Read the material below. Count the lines containing "color" and give that count alone.
====== Provided data ======
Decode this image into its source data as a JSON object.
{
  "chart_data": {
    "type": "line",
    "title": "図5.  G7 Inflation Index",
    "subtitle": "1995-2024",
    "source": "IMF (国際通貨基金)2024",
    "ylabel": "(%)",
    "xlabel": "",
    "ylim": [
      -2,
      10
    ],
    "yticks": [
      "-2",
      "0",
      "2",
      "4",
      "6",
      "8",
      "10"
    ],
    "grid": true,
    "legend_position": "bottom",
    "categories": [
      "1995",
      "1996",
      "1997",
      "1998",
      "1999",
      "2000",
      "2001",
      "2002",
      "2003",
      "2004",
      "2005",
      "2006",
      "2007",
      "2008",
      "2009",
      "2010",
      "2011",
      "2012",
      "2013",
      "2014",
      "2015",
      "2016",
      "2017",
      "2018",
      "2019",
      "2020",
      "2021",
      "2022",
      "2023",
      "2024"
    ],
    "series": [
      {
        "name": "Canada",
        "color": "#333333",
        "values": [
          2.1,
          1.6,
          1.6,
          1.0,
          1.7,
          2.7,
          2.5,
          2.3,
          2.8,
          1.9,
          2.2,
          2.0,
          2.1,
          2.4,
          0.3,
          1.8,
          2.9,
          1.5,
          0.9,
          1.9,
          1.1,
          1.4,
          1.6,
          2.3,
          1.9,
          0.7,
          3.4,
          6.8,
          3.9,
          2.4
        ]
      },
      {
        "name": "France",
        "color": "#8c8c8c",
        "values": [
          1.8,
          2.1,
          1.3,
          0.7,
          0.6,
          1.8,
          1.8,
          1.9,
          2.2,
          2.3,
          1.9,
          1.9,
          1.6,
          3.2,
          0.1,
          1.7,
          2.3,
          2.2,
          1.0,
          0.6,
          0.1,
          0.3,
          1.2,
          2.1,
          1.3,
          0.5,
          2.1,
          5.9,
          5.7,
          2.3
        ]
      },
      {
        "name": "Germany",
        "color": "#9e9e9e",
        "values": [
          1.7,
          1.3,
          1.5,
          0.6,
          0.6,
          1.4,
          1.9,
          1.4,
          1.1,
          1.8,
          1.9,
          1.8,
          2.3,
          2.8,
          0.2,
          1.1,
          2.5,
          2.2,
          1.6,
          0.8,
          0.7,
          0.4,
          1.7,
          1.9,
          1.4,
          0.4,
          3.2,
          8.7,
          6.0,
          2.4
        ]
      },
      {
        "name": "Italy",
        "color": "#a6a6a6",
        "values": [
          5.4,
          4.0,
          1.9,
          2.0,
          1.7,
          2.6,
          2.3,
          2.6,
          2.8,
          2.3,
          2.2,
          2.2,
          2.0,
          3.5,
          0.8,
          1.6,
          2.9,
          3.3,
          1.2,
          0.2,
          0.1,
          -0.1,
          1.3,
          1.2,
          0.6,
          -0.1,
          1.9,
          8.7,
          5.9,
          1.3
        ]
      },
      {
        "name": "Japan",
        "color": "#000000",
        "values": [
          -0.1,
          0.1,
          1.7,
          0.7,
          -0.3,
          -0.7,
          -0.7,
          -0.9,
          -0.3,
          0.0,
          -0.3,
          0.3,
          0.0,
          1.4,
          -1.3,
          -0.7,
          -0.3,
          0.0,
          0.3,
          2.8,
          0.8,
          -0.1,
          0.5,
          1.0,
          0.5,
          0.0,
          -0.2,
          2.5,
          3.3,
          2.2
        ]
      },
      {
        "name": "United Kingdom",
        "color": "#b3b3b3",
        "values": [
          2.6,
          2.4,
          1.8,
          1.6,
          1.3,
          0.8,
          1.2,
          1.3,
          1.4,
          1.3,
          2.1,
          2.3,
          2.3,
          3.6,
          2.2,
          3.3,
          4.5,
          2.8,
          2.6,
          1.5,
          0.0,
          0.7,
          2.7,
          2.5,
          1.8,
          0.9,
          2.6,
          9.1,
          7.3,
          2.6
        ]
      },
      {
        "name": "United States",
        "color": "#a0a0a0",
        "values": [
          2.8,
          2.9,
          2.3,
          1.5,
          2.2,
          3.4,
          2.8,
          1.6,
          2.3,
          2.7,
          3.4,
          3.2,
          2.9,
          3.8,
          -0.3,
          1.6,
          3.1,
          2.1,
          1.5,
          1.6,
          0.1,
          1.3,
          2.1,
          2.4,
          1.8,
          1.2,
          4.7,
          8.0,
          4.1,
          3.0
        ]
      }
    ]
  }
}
======
§ Answer below: 7